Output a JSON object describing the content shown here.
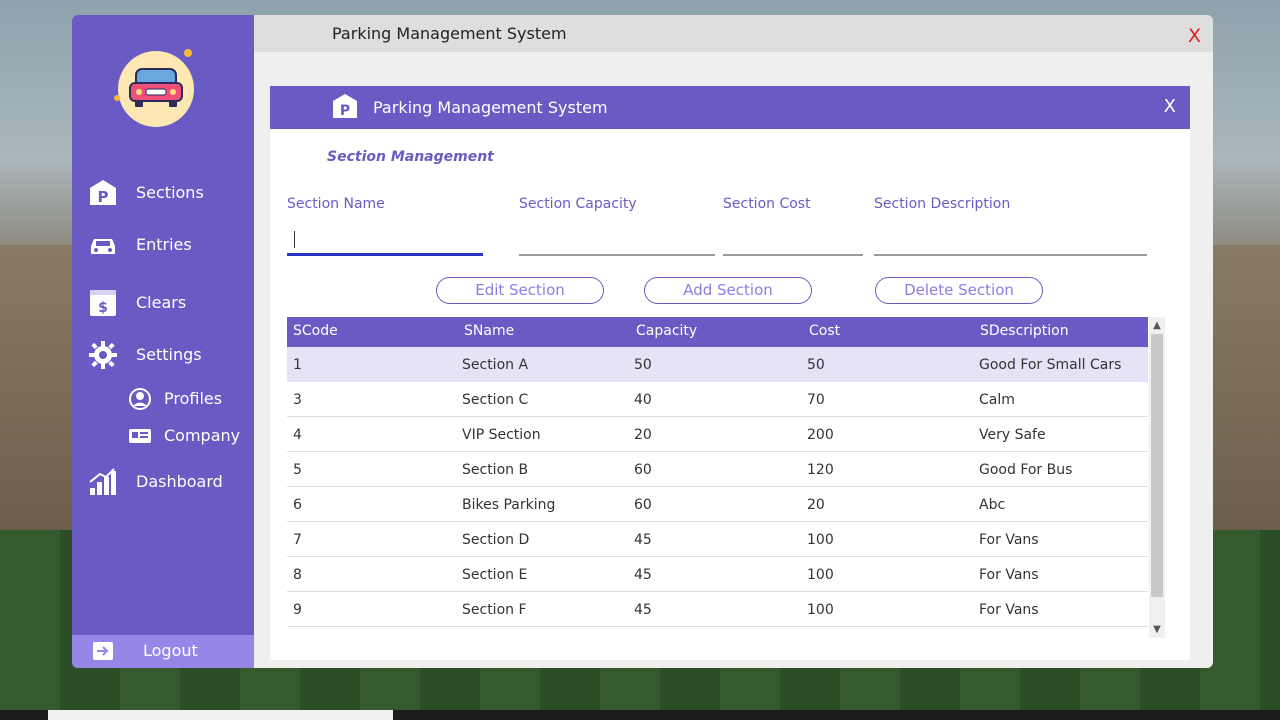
{
  "window": {
    "title": "Parking Management System",
    "close_label": "X"
  },
  "sidebar": {
    "items": [
      {
        "label": "Sections",
        "icon": "parking-icon"
      },
      {
        "label": "Entries",
        "icon": "car-icon"
      },
      {
        "label": "Clears",
        "icon": "dollar-bill-icon"
      },
      {
        "label": "Settings",
        "icon": "gear-icon"
      }
    ],
    "sub_items": [
      {
        "label": "Profiles",
        "icon": "user-icon"
      },
      {
        "label": "Company",
        "icon": "id-card-icon"
      }
    ],
    "dashboard_label": "Dashboard",
    "logout_label": "Logout"
  },
  "dialog": {
    "title": "Parking Management System",
    "close_label": "X",
    "heading": "Section Management",
    "fields": {
      "name_label": "Section Name",
      "name_value": "",
      "capacity_label": "Section Capacity",
      "capacity_value": "",
      "cost_label": "Section Cost",
      "cost_value": "",
      "description_label": "Section Description",
      "description_value": ""
    },
    "buttons": {
      "edit": "Edit Section",
      "add": "Add Section",
      "delete": "Delete Section"
    }
  },
  "table": {
    "columns": [
      "SCode",
      "SName",
      "Capacity",
      "Cost",
      "SDescription"
    ],
    "rows": [
      [
        "1",
        "Section A",
        "50",
        "50",
        "Good For Small Cars"
      ],
      [
        "3",
        "Section C",
        "40",
        "70",
        "Calm"
      ],
      [
        "4",
        "VIP Section",
        "20",
        "200",
        "Very Safe"
      ],
      [
        "5",
        "Section B",
        "60",
        "120",
        "Good For Bus"
      ],
      [
        "6",
        "Bikes Parking",
        "60",
        "20",
        "Abc"
      ],
      [
        "7",
        "Section D",
        "45",
        "100",
        "For Vans"
      ],
      [
        "8",
        "Section E",
        "45",
        "100",
        "For Vans"
      ],
      [
        "9",
        "Section F",
        "45",
        "100",
        "For Vans"
      ]
    ],
    "selected_row": 0
  },
  "colors": {
    "accent": "#6a5bc4",
    "selected_row": "#e6e3f9",
    "close_red": "#e02020"
  }
}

Direction:
Extract all the data above exactly, excluding every picture.

Complete answer:
Output a JSON object describing the content shown here.
{
  "window": {
    "title": "Parking Management System",
    "close_label": "X"
  },
  "sidebar": {
    "items": [
      {
        "label": "Sections",
        "icon": "parking-icon"
      },
      {
        "label": "Entries",
        "icon": "car-icon"
      },
      {
        "label": "Clears",
        "icon": "dollar-bill-icon"
      },
      {
        "label": "Settings",
        "icon": "gear-icon"
      }
    ],
    "sub_items": [
      {
        "label": "Profiles",
        "icon": "user-icon"
      },
      {
        "label": "Company",
        "icon": "id-card-icon"
      }
    ],
    "dashboard_label": "Dashboard",
    "logout_label": "Logout"
  },
  "dialog": {
    "title": "Parking Management System",
    "close_label": "X",
    "heading": "Section Management",
    "fields": {
      "name_label": "Section Name",
      "name_value": "",
      "capacity_label": "Section Capacity",
      "capacity_value": "",
      "cost_label": "Section Cost",
      "cost_value": "",
      "description_label": "Section Description",
      "description_value": ""
    },
    "buttons": {
      "edit": "Edit Section",
      "add": "Add Section",
      "delete": "Delete Section"
    }
  },
  "table": {
    "columns": [
      "SCode",
      "SName",
      "Capacity",
      "Cost",
      "SDescription"
    ],
    "rows": [
      [
        "1",
        "Section A",
        "50",
        "50",
        "Good For Small Cars"
      ],
      [
        "3",
        "Section C",
        "40",
        "70",
        "Calm"
      ],
      [
        "4",
        "VIP Section",
        "20",
        "200",
        "Very Safe"
      ],
      [
        "5",
        "Section B",
        "60",
        "120",
        "Good For Bus"
      ],
      [
        "6",
        "Bikes Parking",
        "60",
        "20",
        "Abc"
      ],
      [
        "7",
        "Section D",
        "45",
        "100",
        "For Vans"
      ],
      [
        "8",
        "Section E",
        "45",
        "100",
        "For Vans"
      ],
      [
        "9",
        "Section F",
        "45",
        "100",
        "For Vans"
      ]
    ],
    "selected_row": 0
  },
  "colors": {
    "accent": "#6a5bc4",
    "selected_row": "#e6e3f9",
    "close_red": "#e02020"
  }
}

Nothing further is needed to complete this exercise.